## WHAT THE EXERCISE ASKS
Locate the string "Szanowny" in the records below. Copy every line where it occurs.

** begin RECORDS TO PROCESS **

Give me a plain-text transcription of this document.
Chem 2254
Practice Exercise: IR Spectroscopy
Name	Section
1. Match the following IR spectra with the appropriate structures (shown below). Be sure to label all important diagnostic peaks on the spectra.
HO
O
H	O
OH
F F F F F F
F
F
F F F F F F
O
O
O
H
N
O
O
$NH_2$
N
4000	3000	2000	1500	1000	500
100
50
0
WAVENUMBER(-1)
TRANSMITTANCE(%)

** end RECORDS TO PROCESS **
** begin RECORDS TO PROCESS **

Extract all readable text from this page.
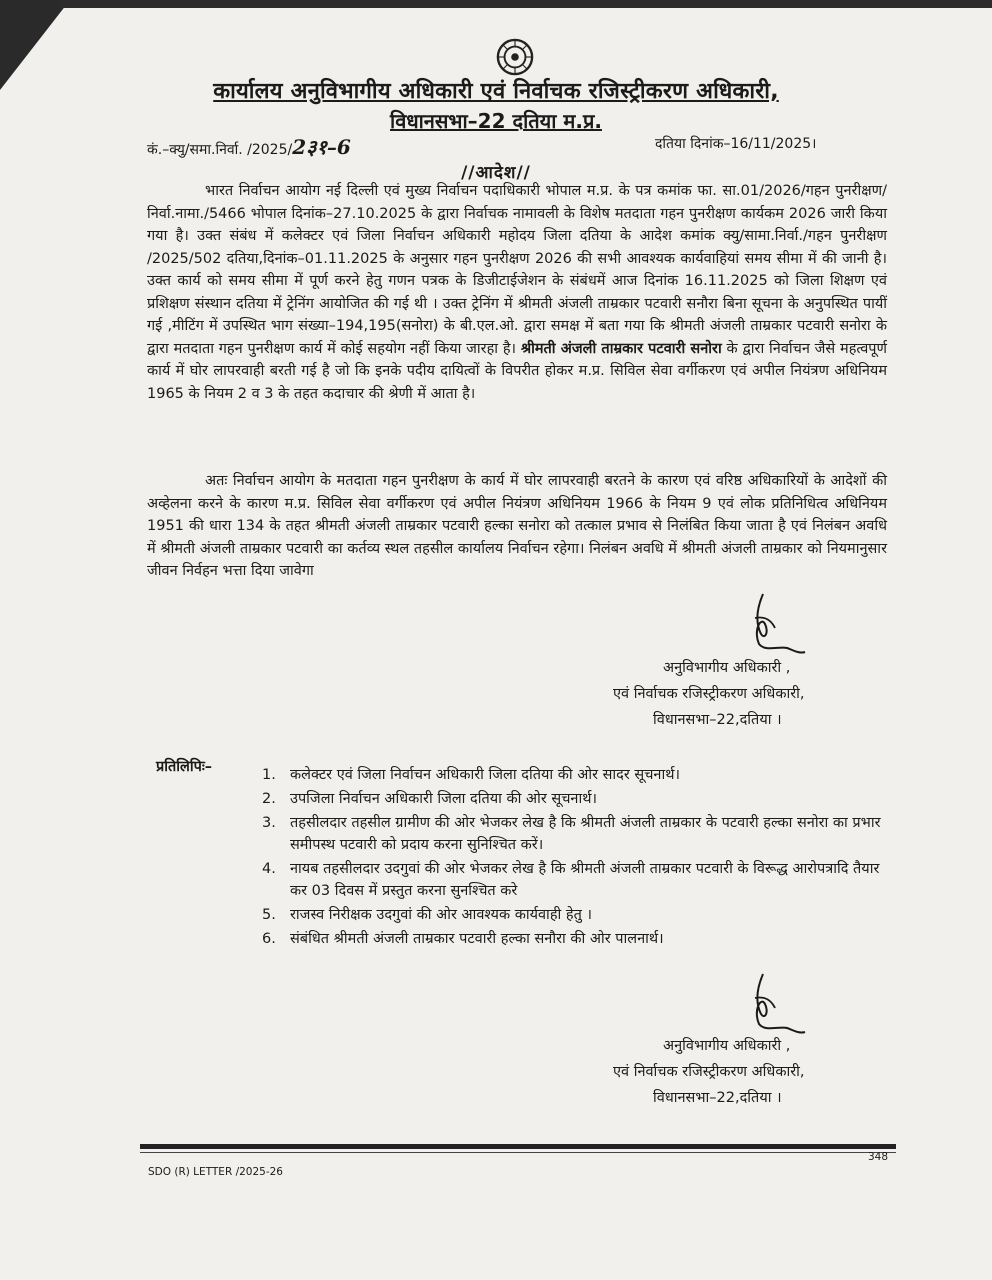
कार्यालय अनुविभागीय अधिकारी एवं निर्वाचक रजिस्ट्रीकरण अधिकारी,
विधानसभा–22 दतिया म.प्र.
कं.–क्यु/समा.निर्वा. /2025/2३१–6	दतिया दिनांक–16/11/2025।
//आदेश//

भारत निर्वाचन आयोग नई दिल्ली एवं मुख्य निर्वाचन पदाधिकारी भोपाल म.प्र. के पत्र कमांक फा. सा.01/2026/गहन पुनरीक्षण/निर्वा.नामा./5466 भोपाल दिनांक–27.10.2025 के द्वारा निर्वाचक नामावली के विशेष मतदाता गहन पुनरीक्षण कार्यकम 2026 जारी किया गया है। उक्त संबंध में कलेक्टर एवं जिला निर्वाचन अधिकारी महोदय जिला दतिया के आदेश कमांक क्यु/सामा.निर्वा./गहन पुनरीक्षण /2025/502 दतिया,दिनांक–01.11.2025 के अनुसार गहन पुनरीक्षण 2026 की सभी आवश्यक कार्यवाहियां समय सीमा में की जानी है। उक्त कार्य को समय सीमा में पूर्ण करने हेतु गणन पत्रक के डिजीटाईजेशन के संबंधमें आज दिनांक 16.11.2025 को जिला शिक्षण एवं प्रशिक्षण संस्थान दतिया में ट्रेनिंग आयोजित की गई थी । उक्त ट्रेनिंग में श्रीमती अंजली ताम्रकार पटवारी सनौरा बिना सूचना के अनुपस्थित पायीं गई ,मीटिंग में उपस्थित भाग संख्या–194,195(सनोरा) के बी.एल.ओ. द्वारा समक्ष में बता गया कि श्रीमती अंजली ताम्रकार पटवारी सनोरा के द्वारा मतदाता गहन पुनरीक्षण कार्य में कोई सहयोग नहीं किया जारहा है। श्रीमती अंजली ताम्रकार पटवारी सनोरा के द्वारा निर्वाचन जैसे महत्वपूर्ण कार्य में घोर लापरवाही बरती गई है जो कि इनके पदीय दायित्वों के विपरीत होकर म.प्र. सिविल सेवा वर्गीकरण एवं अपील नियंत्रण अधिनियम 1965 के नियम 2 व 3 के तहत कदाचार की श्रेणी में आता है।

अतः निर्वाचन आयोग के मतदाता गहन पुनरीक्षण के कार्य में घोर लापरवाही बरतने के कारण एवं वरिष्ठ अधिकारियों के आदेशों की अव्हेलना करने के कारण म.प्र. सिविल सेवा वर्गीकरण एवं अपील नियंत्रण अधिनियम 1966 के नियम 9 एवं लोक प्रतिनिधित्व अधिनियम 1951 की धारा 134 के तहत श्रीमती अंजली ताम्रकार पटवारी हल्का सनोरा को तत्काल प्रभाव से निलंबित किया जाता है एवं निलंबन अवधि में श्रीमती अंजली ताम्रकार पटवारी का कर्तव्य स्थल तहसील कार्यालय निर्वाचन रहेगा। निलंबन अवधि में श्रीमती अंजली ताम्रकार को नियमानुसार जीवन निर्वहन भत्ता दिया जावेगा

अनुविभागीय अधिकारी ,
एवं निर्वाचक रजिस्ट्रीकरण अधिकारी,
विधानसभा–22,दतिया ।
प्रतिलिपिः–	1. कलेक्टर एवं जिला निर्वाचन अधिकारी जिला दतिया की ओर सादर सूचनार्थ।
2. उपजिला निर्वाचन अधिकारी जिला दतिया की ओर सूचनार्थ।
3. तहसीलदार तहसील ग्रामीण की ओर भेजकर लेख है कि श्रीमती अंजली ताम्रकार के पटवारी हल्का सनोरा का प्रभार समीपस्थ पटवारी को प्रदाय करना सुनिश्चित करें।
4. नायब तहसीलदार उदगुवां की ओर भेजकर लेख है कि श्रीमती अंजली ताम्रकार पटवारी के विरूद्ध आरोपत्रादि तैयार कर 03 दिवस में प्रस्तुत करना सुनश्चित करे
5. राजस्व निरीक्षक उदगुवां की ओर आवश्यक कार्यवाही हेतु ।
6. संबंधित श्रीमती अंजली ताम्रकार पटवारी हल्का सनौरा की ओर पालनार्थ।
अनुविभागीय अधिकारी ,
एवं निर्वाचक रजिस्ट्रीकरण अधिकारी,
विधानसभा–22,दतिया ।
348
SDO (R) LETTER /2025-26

** end RECORDS TO PROCESS **
** begin RECORDS TO PROCESS **

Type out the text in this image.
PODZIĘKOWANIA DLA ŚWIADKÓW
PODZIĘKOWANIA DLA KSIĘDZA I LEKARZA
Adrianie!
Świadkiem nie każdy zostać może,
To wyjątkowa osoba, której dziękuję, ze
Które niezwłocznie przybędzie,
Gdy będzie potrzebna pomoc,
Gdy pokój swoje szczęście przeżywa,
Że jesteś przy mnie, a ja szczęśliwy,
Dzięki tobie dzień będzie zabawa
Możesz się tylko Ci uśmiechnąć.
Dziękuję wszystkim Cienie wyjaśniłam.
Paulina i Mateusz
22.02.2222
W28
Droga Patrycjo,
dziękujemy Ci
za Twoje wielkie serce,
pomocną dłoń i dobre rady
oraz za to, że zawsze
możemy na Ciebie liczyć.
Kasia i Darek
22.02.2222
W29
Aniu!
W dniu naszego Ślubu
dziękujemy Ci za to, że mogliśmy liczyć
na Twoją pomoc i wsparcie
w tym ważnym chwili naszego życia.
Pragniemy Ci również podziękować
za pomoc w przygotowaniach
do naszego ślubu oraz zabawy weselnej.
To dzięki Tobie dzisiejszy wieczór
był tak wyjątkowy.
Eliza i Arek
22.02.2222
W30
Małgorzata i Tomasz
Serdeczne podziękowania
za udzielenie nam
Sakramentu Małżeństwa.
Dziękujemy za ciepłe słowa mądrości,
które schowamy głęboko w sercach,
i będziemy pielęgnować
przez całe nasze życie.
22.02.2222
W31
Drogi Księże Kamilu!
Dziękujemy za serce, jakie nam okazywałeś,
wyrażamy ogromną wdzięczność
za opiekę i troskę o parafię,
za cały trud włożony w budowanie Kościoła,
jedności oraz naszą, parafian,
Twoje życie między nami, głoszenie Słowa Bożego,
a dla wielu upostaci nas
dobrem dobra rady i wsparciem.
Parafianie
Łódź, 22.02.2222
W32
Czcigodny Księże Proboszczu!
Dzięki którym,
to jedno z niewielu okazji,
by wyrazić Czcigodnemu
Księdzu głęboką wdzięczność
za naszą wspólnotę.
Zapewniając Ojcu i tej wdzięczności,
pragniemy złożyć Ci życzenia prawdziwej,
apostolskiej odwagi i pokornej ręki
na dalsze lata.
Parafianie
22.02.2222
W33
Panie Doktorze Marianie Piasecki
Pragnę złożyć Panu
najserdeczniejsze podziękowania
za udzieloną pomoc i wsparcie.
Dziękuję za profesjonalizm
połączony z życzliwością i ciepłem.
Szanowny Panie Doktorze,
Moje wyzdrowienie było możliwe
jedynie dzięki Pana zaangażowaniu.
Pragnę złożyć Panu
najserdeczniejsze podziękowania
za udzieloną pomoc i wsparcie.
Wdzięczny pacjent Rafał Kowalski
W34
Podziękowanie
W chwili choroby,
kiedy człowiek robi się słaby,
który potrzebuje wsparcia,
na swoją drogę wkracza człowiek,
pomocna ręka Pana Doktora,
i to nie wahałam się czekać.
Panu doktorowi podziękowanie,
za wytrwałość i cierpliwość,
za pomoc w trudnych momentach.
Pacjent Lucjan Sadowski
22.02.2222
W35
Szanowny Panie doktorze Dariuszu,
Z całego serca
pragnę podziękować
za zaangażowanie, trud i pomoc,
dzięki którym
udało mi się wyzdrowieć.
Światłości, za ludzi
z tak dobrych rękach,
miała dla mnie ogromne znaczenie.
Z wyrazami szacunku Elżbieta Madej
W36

** end RECORDS TO PROCESS **

## RESPONSE TO THE EXERCISE
Szanowny Panie Doktorze,
Szanowny Panie doktorze Dariuszu,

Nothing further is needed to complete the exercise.